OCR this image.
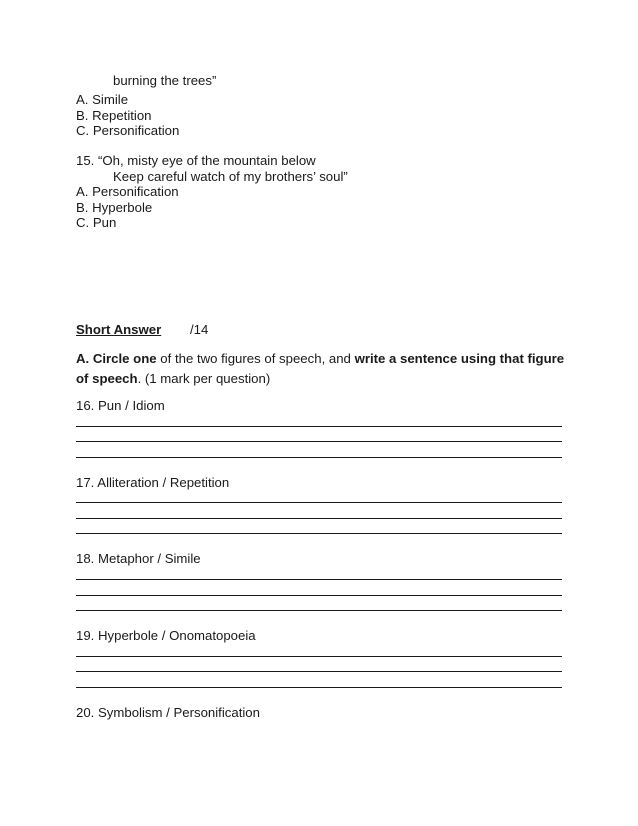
burning the trees”
A. Simile
B. Repetition
C. Personification
15. “Oh, misty eye of the mountain below
Keep careful watch of my brothers’ soul”
A. Personification
B. Hyperbole
C. Pun
Short Answer /14
A. Circle one of the two figures of speech, and write a sentence using that figure of speech. (1 mark per question)
16. Pun / Idiom
17. Alliteration / Repetition
18. Metaphor / Simile
19. Hyperbole / Onomatopoeia
20. Symbolism / Personification
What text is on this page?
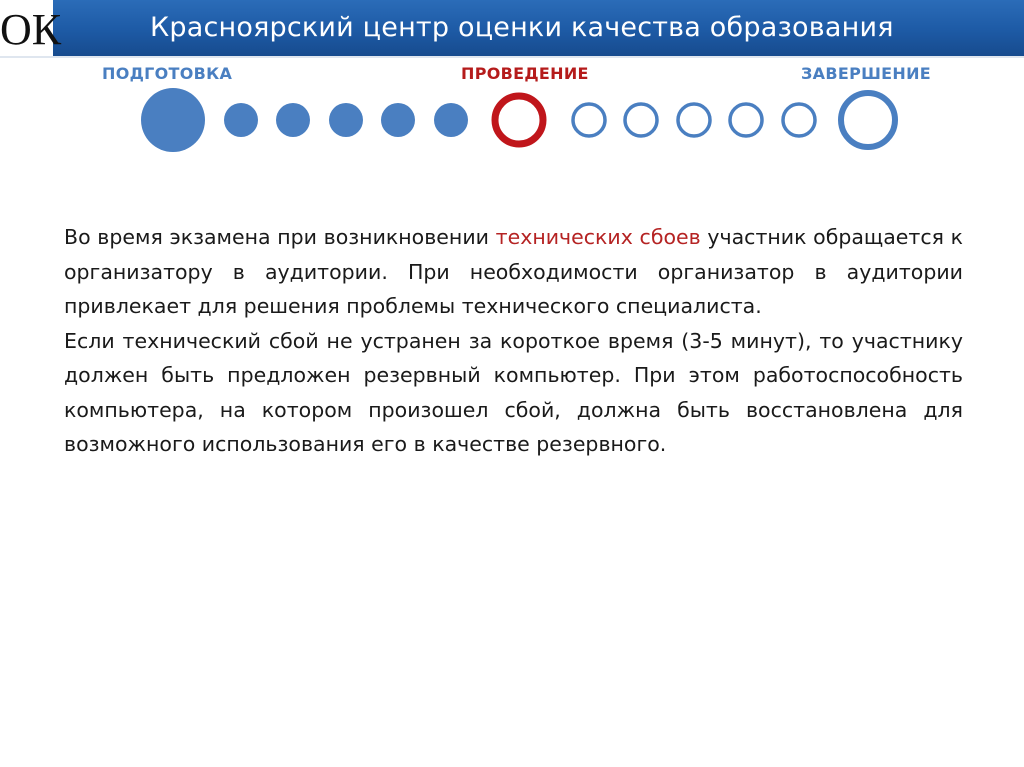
ОК	Красноярский центр оценки качества образования
ПОДГОТОВКА	ПРОВЕДЕНИЕ	ЗАВЕРШЕНИЕ

Во время экзамена при возникновении технических сбоев участник обращается к организатору в аудитории. При необходимости организатор в аудитории привлекает для решения проблемы технического специалиста.

Если технический сбой не устранен за короткое время (3-5 минут), то участнику должен быть предложен резервный компьютер. При этом работоспособность компьютера, на котором произошел сбой, должна быть восстановлена для возможного использования его в качестве резервного.
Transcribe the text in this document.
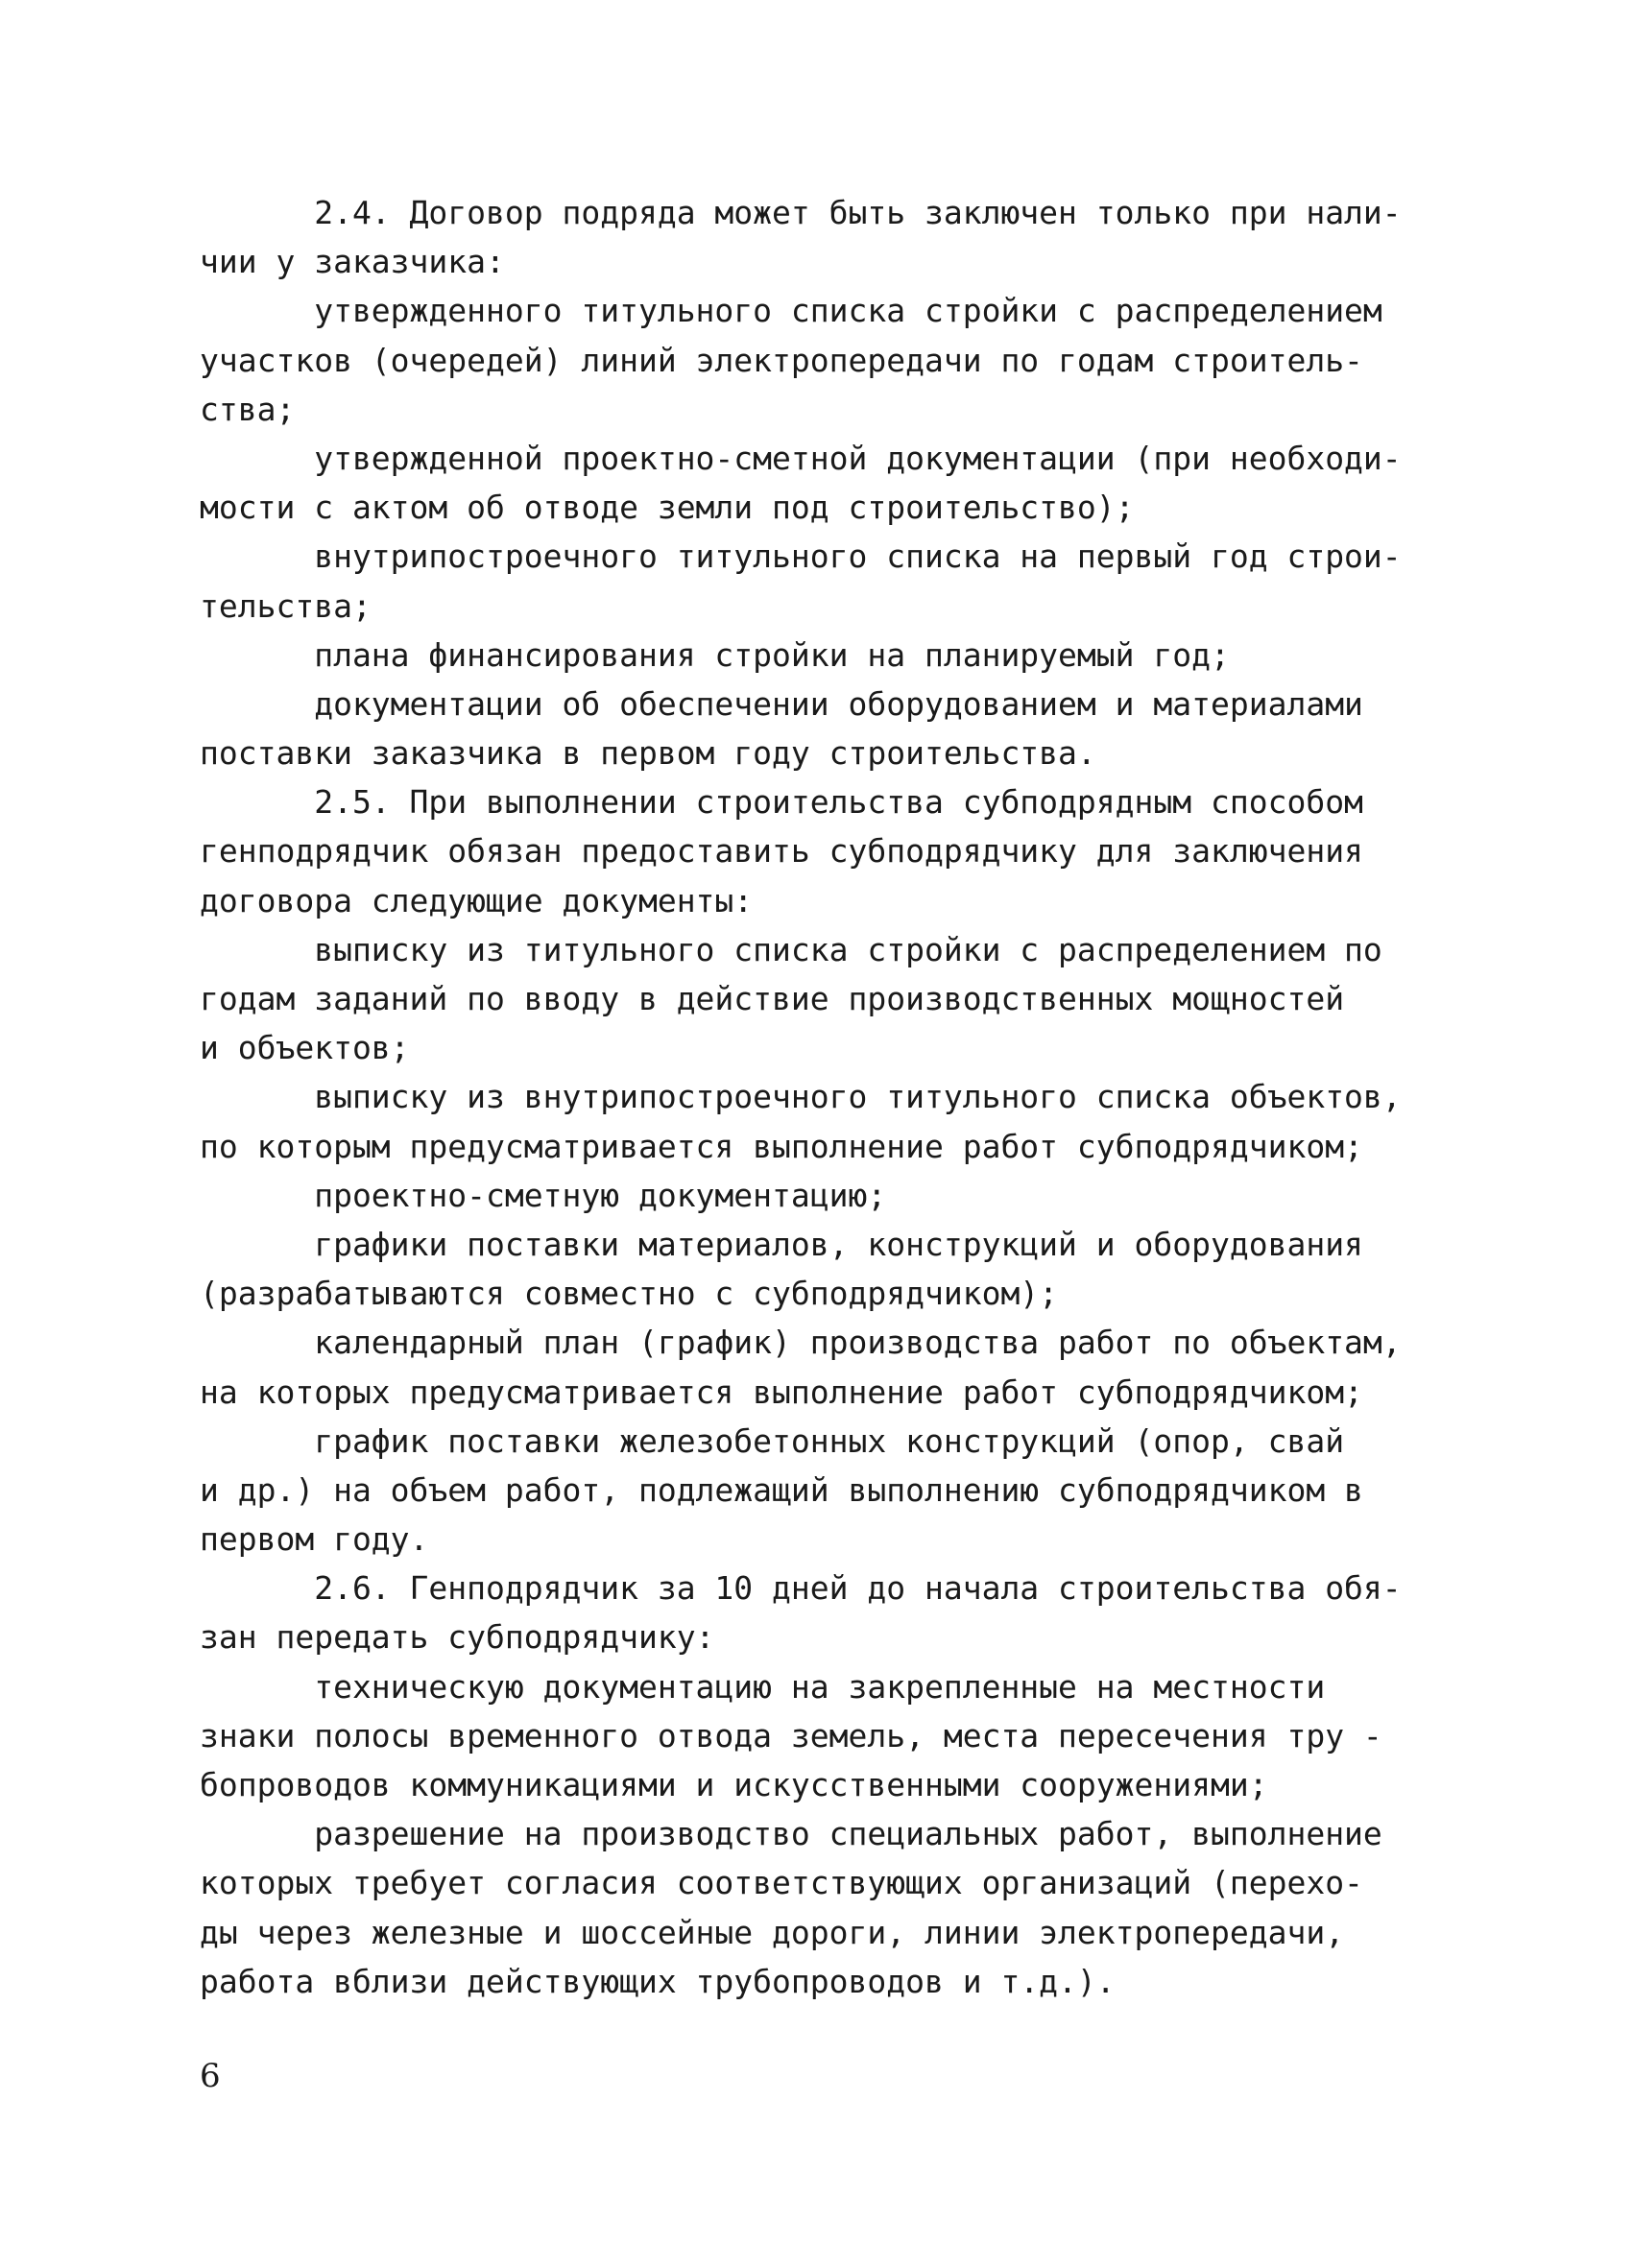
2.4. Договор подряда может быть заключен только при нали-
чии у заказчика:
утвержденного титульного списка стройки с распределением
участков (очередей) линий электропередачи по годам строитель-
ства;
утвержденной проектно-сметной документации (при необходи-
мости с актом об отводе земли под строительство);
внутрипостроечного титульного списка на первый год строи-
тельства;
плана финансирования стройки на планируемый год;
документации об обеспечении оборудованием и материалами
поставки заказчика в первом году строительства.
2.5. При выполнении строительства субподрядным способом
генподрядчик обязан предоставить субподрядчику для заключения
договора следующие документы:
выписку из титульного списка стройки с распределением по
годам заданий по вводу в действие производственных мощностей
и объектов;
выписку из внутрипостроечного титульного списка объектов,
по которым предусматривается выполнение работ субподрядчиком;
проектно-сметную документацию;
графики поставки материалов, конструкций и оборудования
(разрабатываются совместно с субподрядчиком);
календарный план (график) производства работ по объектам,
на которых предусматривается выполнение работ субподрядчиком;
график поставки железобетонных конструкций (опор, свай
и др.) на объем работ, подлежащий выполнению субподрядчиком в
первом году.
2.6. Генподрядчик за 10 дней до начала строительства обя-
зан передать субподрядчику:
техническую документацию на закрепленные на местности
знаки полосы временного отвода земель, места пересечения тру -
бопроводов коммуникациями и искусственными сооружениями;
разрешение на производство специальных работ, выполнение
которых требует согласия соответствующих организаций (перехо-
ды через железные и шоссейные дороги, линии электропередачи,
работа вблизи действующих трубопроводов и т.д.).
6
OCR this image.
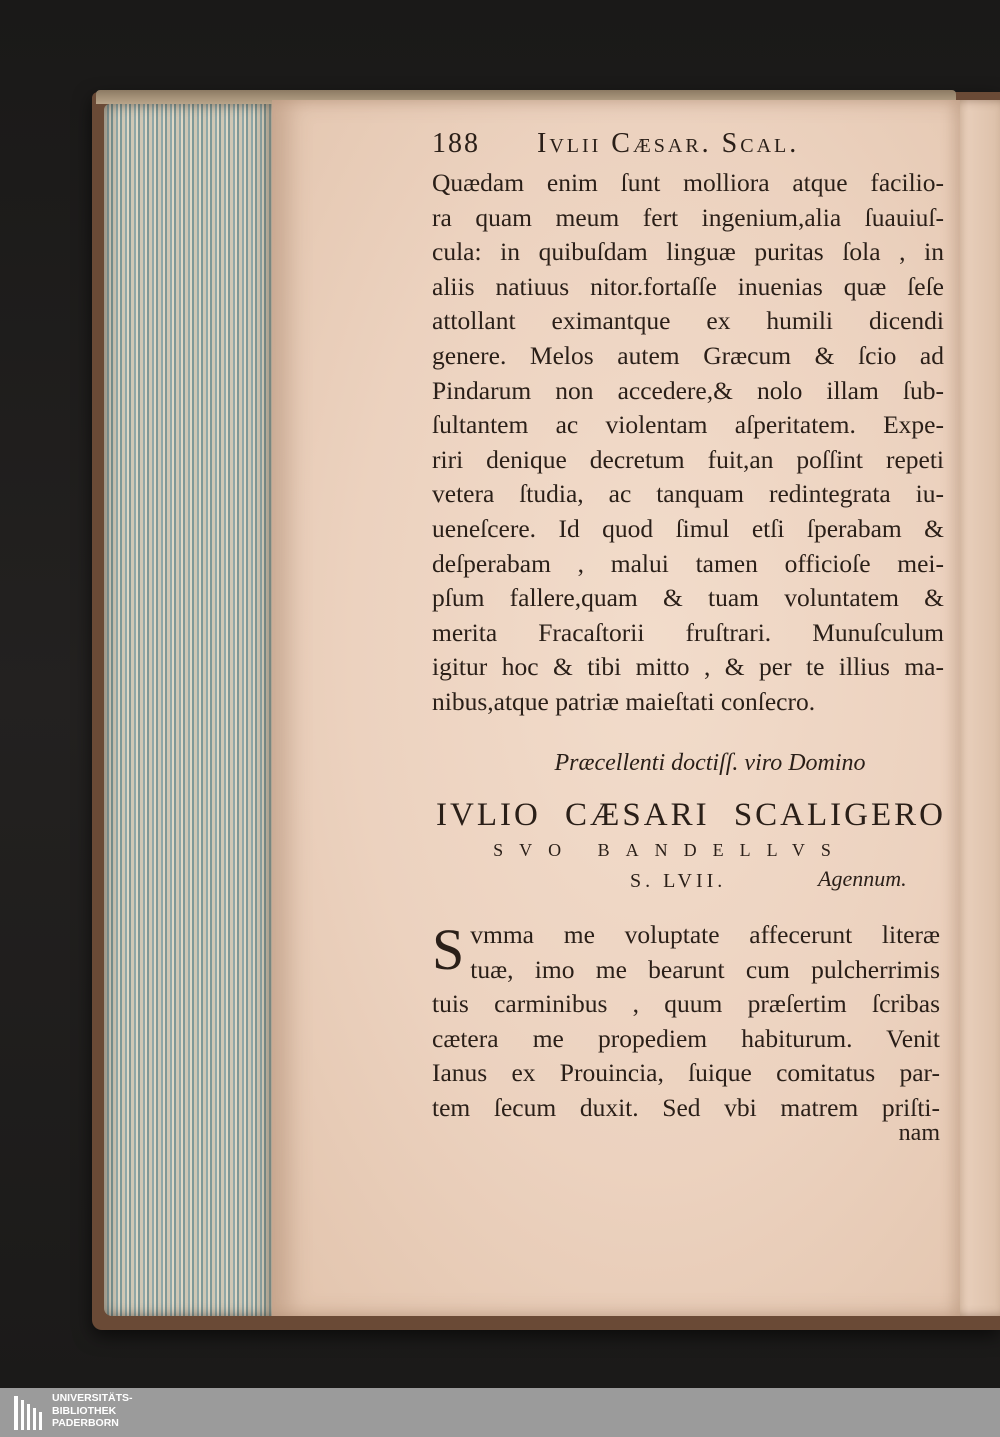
188 Ivlii Cæsar. Scal.
Quædam enim ſunt molliora atque facilio-
ra quam meum fert ingenium,alia ſuauiuſ-
cula: in quibuſdam linguæ puritas ſola , in
aliis natiuus nitor.fortaſſe inuenias quæ ſeſe
attollant eximantque ex humili dicendi
genere. Melos autem Græcum & ſcio ad
Pindarum non accedere,& nolo illam ſub-
ſultantem ac violentam aſperitatem. Expe-
riri denique decretum fuit,an poſſint repeti
vetera ſtudia, ac tanquam redintegrata iu-
ueneſcere. Id quod ſimul etſi ſperabam &
deſperabam , malui tamen officioſe mei-
pſum fallere,quam & tuam voluntatem &
merita Fracaſtorii fruſtrari. Munuſculum
igitur hoc & tibi mitto , & per te illius ma-
nibus,atque patriæ maieſtati conſecro.
Præcellenti doctiſſ. viro Domino
IVLIO CÆSARI SCALIGERO
SVO BANDELLVS
S. LVII.	Agennum.
S vmma me voluptate affecerunt literæ
tuæ, imo me bearunt cum pulcherrimis
tuis carminibus , quum præſertim ſcribas
cætera me propediem habiturum. Venit
Ianus ex Prouincia, ſuique comitatus par-
tem ſecum duxit. Sed vbi matrem priſti-
nam
UNIVERSITÄTS-
BIBLIOTHEK
PADERBORN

**Request**. Repeat the records in full, exactly as they appear, without the pictures.

**Answer in full**.
OCR this image.
burning the trees”
A. Simile
B. Repetition
C. Personification
15. “Oh, misty eye of the mountain below
Keep careful watch of my brothers’ soul”
A. Personification
B. Hyperbole
C. Pun
Short Answer /14
A. Circle one of the two figures of speech, and write a sentence using that figure of speech. (1 mark per question)
16. Pun / Idiom
17. Alliteration / Repetition
18. Metaphor / Simile
19. Hyperbole / Onomatopoeia
20. Symbolism / Personification
What text is on this page?
ОК	Красноярский центр оценки качества образования
ПОДГОТОВКА	ПРОВЕДЕНИЕ	ЗАВЕРШЕНИЕ

Во время экзамена при возникновении технических сбоев участник обращается к организатору в аудитории. При необходимости организатор в аудитории привлекает для решения проблемы технического специалиста.

Если технический сбой не устранен за короткое время (3-5 минут), то участнику должен быть предложен резервный компьютер. При этом работоспособность компьютера, на котором произошел сбой, должна быть восстановлена для возможного использования его в качестве резервного.
Transcribe the text in this document.
2.4. Договор подряда может быть заключен только при нали-
чии у заказчика:
утвержденного титульного списка стройки с распределением
участков (очередей) линий электропередачи по годам строитель-
ства;
утвержденной проектно-сметной документации (при необходи-
мости с актом об отводе земли под строительство);
внутрипостроечного титульного списка на первый год строи-
тельства;
плана финансирования стройки на планируемый год;
документации об обеспечении оборудованием и материалами
поставки заказчика в первом году строительства.
2.5. При выполнении строительства субподрядным способом
генподрядчик обязан предоставить субподрядчику для заключения
договора следующие документы:
выписку из титульного списка стройки с распределением по
годам заданий по вводу в действие производственных мощностей
и объектов;
выписку из внутрипостроечного титульного списка объектов,
по которым предусматривается выполнение работ субподрядчиком;
проектно-сметную документацию;
графики поставки материалов, конструкций и оборудования
(разрабатываются совместно с субподрядчиком);
календарный план (график) производства работ по объектам,
на которых предусматривается выполнение работ субподрядчиком;
график поставки железобетонных конструкций (опор, свай
и др.) на объем работ, подлежащий выполнению субподрядчиком в
первом году.
2.6. Генподрядчик за 10 дней до начала строительства обя-
зан передать субподрядчику:
техническую документацию на закрепленные на местности
знаки полосы временного отвода земель, места пересечения тру -
бопроводов коммуникациями и искусственными сооружениями;
разрешение на производство специальных работ, выполнение
которых требует согласия соответствующих организаций (перехо-
ды через железные и шоссейные дороги, линии электропередачи,
работа вблизи действующих трубопроводов и т.д.).
6
OCR this image.
188 Ivlii Cæsar. Scal.
Quædam enim ſunt molliora atque facilio-
ra quam meum fert ingenium,alia ſuauiuſ-
cula: in quibuſdam linguæ puritas ſola , in
aliis natiuus nitor.fortaſſe inuenias quæ ſeſe
attollant eximantque ex humili dicendi
genere. Melos autem Græcum & ſcio ad
Pindarum non accedere,& nolo illam ſub-
ſultantem ac violentam aſperitatem. Expe-
riri denique decretum fuit,an poſſint repeti
vetera ſtudia, ac tanquam redintegrata iu-
ueneſcere. Id quod ſimul etſi ſperabam &
deſperabam , malui tamen officioſe mei-
pſum fallere,quam & tuam voluntatem &
merita Fracaſtorii fruſtrari. Munuſculum
igitur hoc & tibi mitto , & per te illius ma-
nibus,atque patriæ maieſtati conſecro.
Præcellenti doctiſſ. viro Domino
IVLIO CÆSARI SCALIGERO
SVO BANDELLVS
S. LVII.	Agennum.
S vmma me voluptate affecerunt literæ
tuæ, imo me bearunt cum pulcherrimis
tuis carminibus , quum præſertim ſcribas
cætera me propediem habiturum. Venit
Ianus ex Prouincia, ſuique comitatus par-
tem ſecum duxit. Sed vbi matrem priſti-
nam
UNIVERSITÄTS-
BIBLIOTHEK
PADERBORN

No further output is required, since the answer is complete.